*Instruction*.
Lay out the rows as a JSON list of strings, one string per row, leaving out blank lines. Cover only the stretch starting with the row containing "nav-item-tvorba-webu[interactable]: TVORBA WEBU" and running through the row containing "site-header: LIBERTÁ PREKLADY", both included.

## begin

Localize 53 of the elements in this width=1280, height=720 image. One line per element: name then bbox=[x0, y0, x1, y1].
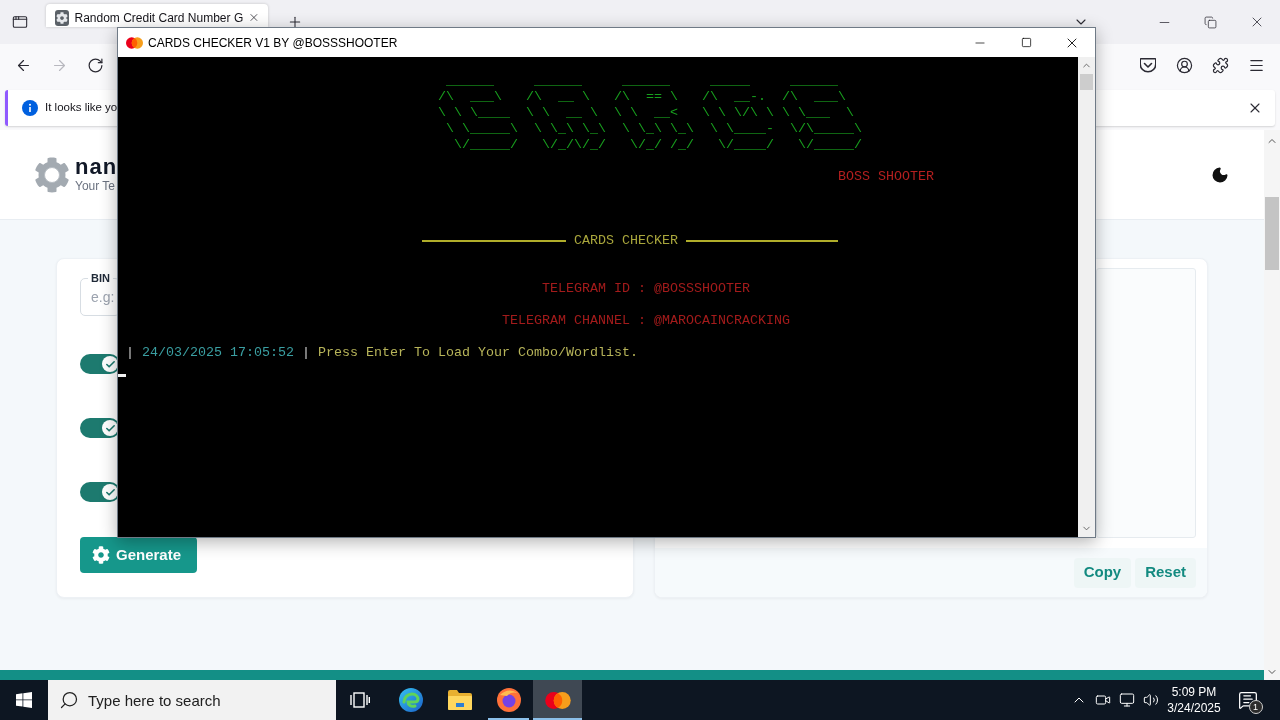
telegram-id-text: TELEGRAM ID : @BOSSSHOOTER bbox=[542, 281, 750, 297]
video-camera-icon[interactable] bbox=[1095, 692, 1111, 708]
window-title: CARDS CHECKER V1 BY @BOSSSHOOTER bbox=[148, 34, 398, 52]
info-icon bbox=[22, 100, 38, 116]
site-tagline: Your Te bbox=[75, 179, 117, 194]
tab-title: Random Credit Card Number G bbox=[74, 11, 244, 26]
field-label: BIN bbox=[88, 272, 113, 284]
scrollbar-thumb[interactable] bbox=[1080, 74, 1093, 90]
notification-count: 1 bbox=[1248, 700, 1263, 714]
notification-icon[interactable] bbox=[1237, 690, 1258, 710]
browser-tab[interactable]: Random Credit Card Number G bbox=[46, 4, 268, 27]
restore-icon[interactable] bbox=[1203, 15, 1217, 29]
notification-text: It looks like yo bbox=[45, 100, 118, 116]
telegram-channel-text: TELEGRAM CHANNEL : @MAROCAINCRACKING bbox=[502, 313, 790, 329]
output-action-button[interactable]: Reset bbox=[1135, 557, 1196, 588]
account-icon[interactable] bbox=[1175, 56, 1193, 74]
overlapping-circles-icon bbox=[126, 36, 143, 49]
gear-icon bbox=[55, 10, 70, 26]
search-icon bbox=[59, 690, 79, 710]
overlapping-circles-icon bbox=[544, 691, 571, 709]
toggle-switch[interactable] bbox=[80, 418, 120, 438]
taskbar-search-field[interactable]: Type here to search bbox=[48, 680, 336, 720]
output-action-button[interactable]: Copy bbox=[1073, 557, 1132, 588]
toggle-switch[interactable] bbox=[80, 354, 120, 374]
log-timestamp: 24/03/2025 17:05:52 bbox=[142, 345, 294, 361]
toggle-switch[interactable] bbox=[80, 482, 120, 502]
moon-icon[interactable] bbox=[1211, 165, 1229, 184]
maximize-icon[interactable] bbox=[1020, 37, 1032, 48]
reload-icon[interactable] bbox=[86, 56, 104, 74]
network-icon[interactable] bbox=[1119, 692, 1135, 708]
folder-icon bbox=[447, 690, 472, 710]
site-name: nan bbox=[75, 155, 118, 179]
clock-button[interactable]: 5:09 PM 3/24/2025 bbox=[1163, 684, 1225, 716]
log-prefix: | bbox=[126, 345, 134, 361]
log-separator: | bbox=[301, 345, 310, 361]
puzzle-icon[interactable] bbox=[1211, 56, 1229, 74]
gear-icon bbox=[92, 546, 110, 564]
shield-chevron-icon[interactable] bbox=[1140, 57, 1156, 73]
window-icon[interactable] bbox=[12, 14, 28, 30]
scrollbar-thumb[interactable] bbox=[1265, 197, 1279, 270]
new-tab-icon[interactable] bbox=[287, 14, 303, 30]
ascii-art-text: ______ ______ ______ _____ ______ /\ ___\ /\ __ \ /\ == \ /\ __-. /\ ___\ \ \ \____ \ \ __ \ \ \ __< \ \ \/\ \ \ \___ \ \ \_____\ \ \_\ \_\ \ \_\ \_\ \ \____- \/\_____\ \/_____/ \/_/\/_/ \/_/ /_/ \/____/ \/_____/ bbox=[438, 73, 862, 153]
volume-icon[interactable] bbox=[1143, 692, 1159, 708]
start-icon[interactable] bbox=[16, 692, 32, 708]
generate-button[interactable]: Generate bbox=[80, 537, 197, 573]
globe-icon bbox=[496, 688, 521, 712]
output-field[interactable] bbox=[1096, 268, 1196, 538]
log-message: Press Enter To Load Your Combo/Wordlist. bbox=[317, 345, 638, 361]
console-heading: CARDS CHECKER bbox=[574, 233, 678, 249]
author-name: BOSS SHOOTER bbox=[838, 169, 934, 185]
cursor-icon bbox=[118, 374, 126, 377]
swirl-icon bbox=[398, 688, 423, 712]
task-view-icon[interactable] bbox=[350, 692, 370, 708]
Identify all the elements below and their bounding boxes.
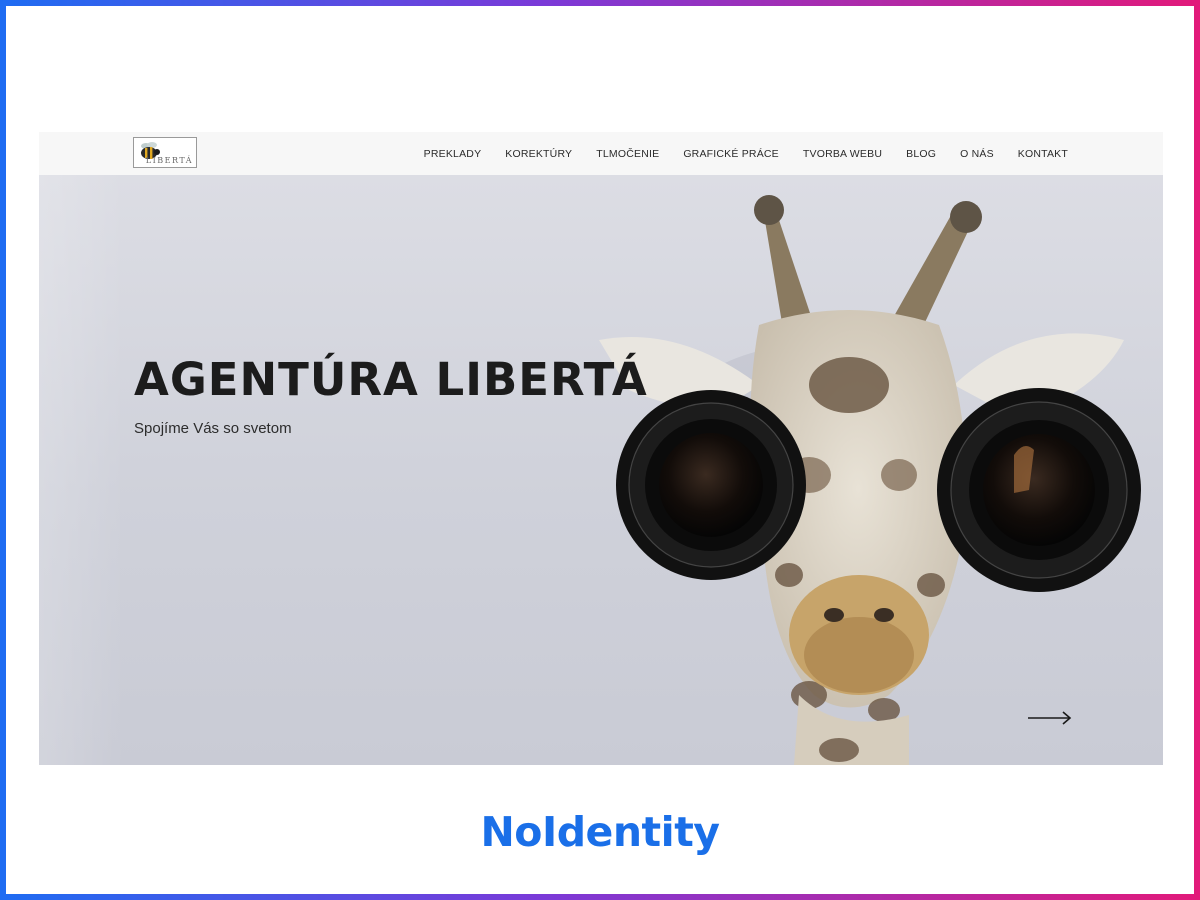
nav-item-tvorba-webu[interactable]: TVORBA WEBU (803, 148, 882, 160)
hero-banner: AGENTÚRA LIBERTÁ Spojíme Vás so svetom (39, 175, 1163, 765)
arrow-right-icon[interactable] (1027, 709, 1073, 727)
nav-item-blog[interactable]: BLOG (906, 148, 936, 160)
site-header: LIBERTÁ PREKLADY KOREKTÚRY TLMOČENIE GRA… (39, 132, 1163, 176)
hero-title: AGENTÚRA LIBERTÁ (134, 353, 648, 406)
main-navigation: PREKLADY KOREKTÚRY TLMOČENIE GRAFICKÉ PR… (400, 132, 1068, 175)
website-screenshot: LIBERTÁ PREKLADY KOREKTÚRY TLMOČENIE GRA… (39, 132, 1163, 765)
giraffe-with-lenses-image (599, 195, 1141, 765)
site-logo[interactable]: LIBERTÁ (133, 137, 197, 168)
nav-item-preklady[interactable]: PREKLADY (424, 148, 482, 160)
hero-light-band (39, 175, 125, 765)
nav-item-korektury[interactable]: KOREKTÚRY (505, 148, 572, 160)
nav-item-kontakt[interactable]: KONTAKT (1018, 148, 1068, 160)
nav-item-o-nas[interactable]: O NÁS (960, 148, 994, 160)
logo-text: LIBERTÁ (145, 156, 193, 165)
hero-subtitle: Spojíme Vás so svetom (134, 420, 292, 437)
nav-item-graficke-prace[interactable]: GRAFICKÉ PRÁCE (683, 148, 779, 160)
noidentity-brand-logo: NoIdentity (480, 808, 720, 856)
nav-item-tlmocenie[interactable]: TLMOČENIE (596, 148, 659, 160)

## end

*Result below*.
[
  "nav-item-tvorba-webu[interactable]: TVORBA WEBU (803, 148, 882, 160)",
  "hero-banner: AGENTÚRA LIBERTÁ Spojíme Vás so svetom (39, 175, 1163, 765)",
  "arrow-right-icon[interactable] (1027, 709, 1073, 727)",
  "nav-item-blog[interactable]: BLOG (906, 148, 936, 160)",
  "site-header: LIBERTÁ PREKLADY KOREKTÚRY TLMOČENIE GRA… (39, 132, 1163, 176)"
]